→ THE PROBLEM: Copy all lines that contain the word "JSON".

→ MATERIAL FOR THE TASK:
BEGIN

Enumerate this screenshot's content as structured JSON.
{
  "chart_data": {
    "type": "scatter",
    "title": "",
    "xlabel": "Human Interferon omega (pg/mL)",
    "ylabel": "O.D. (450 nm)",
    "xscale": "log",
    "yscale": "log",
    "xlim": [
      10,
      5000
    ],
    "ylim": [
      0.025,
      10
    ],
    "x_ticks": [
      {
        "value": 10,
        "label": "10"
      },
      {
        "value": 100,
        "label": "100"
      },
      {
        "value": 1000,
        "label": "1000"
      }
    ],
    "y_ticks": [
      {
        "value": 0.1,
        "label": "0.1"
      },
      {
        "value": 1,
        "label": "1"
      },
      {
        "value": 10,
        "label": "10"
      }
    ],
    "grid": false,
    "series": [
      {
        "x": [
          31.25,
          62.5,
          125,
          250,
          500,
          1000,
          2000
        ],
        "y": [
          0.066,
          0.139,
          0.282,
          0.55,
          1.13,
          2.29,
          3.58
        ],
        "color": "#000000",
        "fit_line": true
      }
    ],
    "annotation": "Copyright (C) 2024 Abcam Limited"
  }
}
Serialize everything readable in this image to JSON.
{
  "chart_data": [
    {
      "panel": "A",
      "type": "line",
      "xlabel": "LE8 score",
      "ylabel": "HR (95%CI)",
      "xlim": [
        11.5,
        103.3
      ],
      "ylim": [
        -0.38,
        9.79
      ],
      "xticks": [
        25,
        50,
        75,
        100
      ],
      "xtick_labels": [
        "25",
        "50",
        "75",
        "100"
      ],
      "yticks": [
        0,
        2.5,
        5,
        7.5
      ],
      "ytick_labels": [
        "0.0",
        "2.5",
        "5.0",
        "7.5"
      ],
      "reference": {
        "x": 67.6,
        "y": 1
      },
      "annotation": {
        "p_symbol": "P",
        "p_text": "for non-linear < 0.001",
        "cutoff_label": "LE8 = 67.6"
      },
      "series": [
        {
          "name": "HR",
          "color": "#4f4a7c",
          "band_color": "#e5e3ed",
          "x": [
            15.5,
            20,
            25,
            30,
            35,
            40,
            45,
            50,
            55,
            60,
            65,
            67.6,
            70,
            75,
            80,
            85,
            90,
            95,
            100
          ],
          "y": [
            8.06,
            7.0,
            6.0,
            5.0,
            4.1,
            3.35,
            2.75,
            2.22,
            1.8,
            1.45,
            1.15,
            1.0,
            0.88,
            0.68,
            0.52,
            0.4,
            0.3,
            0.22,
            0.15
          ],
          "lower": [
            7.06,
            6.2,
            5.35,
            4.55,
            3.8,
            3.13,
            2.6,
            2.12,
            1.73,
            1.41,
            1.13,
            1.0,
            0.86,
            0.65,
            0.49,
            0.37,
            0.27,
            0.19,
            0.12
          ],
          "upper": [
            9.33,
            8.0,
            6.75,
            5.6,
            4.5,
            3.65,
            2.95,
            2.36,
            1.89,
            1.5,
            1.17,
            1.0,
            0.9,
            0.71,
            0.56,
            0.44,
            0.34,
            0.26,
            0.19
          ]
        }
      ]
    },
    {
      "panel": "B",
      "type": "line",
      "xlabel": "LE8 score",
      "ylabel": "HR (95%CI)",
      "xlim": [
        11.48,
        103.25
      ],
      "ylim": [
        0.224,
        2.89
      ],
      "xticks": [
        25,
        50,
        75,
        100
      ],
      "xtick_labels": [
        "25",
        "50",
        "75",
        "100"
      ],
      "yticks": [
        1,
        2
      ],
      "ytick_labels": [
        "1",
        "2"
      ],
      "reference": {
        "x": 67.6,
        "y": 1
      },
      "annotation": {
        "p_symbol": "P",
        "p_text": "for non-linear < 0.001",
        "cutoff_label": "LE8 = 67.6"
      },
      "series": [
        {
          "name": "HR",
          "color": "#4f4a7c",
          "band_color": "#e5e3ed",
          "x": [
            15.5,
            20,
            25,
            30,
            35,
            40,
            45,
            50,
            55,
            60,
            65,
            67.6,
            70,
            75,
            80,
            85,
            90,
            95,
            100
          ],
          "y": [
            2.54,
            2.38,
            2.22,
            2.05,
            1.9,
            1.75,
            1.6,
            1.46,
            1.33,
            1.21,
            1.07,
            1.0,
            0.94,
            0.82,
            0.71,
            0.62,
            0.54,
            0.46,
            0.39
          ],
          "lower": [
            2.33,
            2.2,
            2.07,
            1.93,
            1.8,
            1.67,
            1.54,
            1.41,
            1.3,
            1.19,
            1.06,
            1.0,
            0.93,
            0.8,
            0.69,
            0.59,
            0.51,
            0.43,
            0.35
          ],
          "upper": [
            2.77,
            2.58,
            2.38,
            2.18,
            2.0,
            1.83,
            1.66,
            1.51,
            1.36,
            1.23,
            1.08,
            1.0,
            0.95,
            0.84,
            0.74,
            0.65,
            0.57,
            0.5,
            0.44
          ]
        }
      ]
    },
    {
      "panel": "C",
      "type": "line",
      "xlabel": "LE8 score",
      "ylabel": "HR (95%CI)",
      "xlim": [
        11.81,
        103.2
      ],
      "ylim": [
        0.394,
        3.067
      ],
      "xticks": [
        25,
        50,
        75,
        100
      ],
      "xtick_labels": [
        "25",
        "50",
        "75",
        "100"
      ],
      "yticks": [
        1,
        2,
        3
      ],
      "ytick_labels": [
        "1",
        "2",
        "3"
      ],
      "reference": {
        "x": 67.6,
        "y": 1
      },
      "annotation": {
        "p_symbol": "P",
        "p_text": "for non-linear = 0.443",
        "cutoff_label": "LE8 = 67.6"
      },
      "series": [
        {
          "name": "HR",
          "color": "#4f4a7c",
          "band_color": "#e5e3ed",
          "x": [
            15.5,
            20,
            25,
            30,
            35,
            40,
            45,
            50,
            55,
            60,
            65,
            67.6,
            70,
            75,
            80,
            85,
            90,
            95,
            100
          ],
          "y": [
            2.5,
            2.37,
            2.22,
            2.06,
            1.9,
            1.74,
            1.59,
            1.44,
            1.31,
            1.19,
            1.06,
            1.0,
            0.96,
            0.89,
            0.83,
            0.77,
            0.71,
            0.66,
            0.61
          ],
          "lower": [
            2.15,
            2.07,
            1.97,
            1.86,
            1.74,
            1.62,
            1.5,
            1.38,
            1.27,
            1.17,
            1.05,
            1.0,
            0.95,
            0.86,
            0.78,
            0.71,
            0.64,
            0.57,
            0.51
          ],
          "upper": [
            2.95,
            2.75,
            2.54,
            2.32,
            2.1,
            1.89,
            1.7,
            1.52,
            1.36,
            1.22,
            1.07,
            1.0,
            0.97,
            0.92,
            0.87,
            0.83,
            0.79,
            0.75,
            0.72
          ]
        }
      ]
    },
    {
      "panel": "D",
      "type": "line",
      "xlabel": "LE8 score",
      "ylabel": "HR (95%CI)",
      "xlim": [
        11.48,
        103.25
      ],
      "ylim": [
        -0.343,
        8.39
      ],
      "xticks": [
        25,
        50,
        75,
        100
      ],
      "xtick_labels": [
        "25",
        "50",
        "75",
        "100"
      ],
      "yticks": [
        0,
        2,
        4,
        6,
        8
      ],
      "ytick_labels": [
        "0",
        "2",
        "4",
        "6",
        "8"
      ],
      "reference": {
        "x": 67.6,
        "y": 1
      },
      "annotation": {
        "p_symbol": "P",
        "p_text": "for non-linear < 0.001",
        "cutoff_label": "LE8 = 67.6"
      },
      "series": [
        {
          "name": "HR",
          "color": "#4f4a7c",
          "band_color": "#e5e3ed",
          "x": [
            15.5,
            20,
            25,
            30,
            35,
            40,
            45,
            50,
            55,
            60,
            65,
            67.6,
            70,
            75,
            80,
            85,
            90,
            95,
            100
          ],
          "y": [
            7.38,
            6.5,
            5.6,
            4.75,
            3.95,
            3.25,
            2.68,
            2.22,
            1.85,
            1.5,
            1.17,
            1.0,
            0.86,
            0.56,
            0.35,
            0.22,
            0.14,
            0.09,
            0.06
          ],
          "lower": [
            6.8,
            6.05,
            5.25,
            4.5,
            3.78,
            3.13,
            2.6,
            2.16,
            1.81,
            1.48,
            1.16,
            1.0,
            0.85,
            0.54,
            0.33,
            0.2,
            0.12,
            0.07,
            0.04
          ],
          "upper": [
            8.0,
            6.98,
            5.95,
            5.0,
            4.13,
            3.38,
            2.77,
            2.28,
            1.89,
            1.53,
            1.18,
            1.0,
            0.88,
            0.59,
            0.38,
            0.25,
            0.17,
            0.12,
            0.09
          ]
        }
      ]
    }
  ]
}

END

→ RESPONSE TO THIS EXERCISE:
Enumerate this screenshot's content as structured JSON.
Serialize everything readable in this image to JSON.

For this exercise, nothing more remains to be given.